Figure record listings:
▽
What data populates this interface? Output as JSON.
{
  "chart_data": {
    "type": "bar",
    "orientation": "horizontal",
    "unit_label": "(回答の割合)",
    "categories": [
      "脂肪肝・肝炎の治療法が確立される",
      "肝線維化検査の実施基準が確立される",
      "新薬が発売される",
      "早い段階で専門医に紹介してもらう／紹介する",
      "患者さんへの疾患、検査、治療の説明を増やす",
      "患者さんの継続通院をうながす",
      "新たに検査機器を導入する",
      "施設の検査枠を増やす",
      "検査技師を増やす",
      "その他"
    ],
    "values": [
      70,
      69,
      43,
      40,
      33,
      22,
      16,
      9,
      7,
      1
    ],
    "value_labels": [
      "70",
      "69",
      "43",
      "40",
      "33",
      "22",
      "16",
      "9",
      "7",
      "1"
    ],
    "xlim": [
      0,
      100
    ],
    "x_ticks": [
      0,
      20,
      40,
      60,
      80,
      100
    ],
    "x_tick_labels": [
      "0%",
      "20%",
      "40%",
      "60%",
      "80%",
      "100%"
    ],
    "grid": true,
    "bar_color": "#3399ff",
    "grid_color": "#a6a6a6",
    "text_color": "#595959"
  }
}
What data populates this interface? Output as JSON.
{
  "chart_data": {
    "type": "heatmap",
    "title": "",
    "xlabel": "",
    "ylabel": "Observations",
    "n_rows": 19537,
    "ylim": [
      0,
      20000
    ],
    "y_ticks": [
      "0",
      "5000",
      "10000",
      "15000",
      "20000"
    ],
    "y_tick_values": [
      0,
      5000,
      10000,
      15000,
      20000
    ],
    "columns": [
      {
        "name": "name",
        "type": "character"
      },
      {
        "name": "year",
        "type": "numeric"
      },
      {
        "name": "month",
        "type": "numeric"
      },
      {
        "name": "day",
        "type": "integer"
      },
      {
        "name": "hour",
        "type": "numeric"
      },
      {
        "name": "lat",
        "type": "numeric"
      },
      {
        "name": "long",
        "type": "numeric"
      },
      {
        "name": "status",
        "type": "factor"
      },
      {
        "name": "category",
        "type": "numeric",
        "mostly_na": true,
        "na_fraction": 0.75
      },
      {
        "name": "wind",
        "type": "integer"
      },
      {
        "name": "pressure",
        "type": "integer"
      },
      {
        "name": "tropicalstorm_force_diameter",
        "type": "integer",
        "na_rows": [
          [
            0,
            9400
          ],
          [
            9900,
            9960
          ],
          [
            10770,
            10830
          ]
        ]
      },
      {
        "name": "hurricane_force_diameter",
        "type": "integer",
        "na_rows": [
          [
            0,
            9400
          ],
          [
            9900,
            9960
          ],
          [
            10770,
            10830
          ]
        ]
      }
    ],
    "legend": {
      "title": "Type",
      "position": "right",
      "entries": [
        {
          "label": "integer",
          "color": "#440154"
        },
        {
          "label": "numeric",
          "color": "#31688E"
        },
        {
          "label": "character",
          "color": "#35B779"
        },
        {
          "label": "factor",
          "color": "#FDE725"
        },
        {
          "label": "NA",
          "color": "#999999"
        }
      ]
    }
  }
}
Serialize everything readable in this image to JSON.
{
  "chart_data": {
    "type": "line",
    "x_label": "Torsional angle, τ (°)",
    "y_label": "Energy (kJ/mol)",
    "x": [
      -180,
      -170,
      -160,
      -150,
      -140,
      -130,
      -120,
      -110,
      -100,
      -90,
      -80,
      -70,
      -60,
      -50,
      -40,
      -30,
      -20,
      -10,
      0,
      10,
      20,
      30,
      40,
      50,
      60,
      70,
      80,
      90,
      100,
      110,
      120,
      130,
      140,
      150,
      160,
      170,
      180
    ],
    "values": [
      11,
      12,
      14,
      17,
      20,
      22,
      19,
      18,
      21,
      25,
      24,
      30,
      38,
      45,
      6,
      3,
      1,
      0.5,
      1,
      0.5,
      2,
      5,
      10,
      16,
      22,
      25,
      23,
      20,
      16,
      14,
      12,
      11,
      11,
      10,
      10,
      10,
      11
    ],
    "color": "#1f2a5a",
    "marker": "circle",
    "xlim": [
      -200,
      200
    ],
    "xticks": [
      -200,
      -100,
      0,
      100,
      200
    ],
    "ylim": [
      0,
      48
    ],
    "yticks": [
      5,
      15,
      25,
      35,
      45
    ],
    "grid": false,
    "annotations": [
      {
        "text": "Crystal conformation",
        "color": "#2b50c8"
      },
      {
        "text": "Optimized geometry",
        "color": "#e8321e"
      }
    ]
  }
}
△
_Work to be completed:_ Extract the entries above verbatim.

_Output:_
What data populates this interface? Output as JSON.
{
  "chart_data": {
    "type": "bar",
    "orientation": "horizontal",
    "unit_label": "(回答の割合)",
    "categories": [
      "脂肪肝・肝炎の治療法が確立される",
      "肝線維化検査の実施基準が確立される",
      "新薬が発売される",
      "早い段階で専門医に紹介してもらう／紹介する",
      "患者さんへの疾患、検査、治療の説明を増やす",
      "患者さんの継続通院をうながす",
      "新たに検査機器を導入する",
      "施設の検査枠を増やす",
      "検査技師を増やす",
      "その他"
    ],
    "values": [
      70,
      69,
      43,
      40,
      33,
      22,
      16,
      9,
      7,
      1
    ],
    "value_labels": [
      "70",
      "69",
      "43",
      "40",
      "33",
      "22",
      "16",
      "9",
      "7",
      "1"
    ],
    "xlim": [
      0,
      100
    ],
    "x_ticks": [
      0,
      20,
      40,
      60,
      80,
      100
    ],
    "x_tick_labels": [
      "0%",
      "20%",
      "40%",
      "60%",
      "80%",
      "100%"
    ],
    "grid": true,
    "bar_color": "#3399ff",
    "grid_color": "#a6a6a6",
    "text_color": "#595959"
  }
}
What data populates this interface? Output as JSON.
{
  "chart_data": {
    "type": "heatmap",
    "title": "",
    "xlabel": "",
    "ylabel": "Observations",
    "n_rows": 19537,
    "ylim": [
      0,
      20000
    ],
    "y_ticks": [
      "0",
      "5000",
      "10000",
      "15000",
      "20000"
    ],
    "y_tick_values": [
      0,
      5000,
      10000,
      15000,
      20000
    ],
    "columns": [
      {
        "name": "name",
        "type": "character"
      },
      {
        "name": "year",
        "type": "numeric"
      },
      {
        "name": "month",
        "type": "numeric"
      },
      {
        "name": "day",
        "type": "integer"
      },
      {
        "name": "hour",
        "type": "numeric"
      },
      {
        "name": "lat",
        "type": "numeric"
      },
      {
        "name": "long",
        "type": "numeric"
      },
      {
        "name": "status",
        "type": "factor"
      },
      {
        "name": "category",
        "type": "numeric",
        "mostly_na": true,
        "na_fraction": 0.75
      },
      {
        "name": "wind",
        "type": "integer"
      },
      {
        "name": "pressure",
        "type": "integer"
      },
      {
        "name": "tropicalstorm_force_diameter",
        "type": "integer",
        "na_rows": [
          [
            0,
            9400
          ],
          [
            9900,
            9960
          ],
          [
            10770,
            10830
          ]
        ]
      },
      {
        "name": "hurricane_force_diameter",
        "type": "integer",
        "na_rows": [
          [
            0,
            9400
          ],
          [
            9900,
            9960
          ],
          [
            10770,
            10830
          ]
        ]
      }
    ],
    "legend": {
      "title": "Type",
      "position": "right",
      "entries": [
        {
          "label": "integer",
          "color": "#440154"
        },
        {
          "label": "numeric",
          "color": "#31688E"
        },
        {
          "label": "character",
          "color": "#35B779"
        },
        {
          "label": "factor",
          "color": "#FDE725"
        },
        {
          "label": "NA",
          "color": "#999999"
        }
      ]
    }
  }
}
Serialize everything readable in this image to JSON.
{
  "chart_data": {
    "type": "line",
    "x_label": "Torsional angle, τ (°)",
    "y_label": "Energy (kJ/mol)",
    "x": [
      -180,
      -170,
      -160,
      -150,
      -140,
      -130,
      -120,
      -110,
      -100,
      -90,
      -80,
      -70,
      -60,
      -50,
      -40,
      -30,
      -20,
      -10,
      0,
      10,
      20,
      30,
      40,
      50,
      60,
      70,
      80,
      90,
      100,
      110,
      120,
      130,
      140,
      150,
      160,
      170,
      180
    ],
    "values": [
      11,
      12,
      14,
      17,
      20,
      22,
      19,
      18,
      21,
      25,
      24,
      30,
      38,
      45,
      6,
      3,
      1,
      0.5,
      1,
      0.5,
      2,
      5,
      10,
      16,
      22,
      25,
      23,
      20,
      16,
      14,
      12,
      11,
      11,
      10,
      10,
      10,
      11
    ],
    "color": "#1f2a5a",
    "marker": "circle",
    "xlim": [
      -200,
      200
    ],
    "xticks": [
      -200,
      -100,
      0,
      100,
      200
    ],
    "ylim": [
      0,
      48
    ],
    "yticks": [
      5,
      15,
      25,
      35,
      45
    ],
    "grid": false,
    "annotations": [
      {
        "text": "Crystal conformation",
        "color": "#2b50c8"
      },
      {
        "text": "Optimized geometry",
        "color": "#e8321e"
      }
    ]
  }
}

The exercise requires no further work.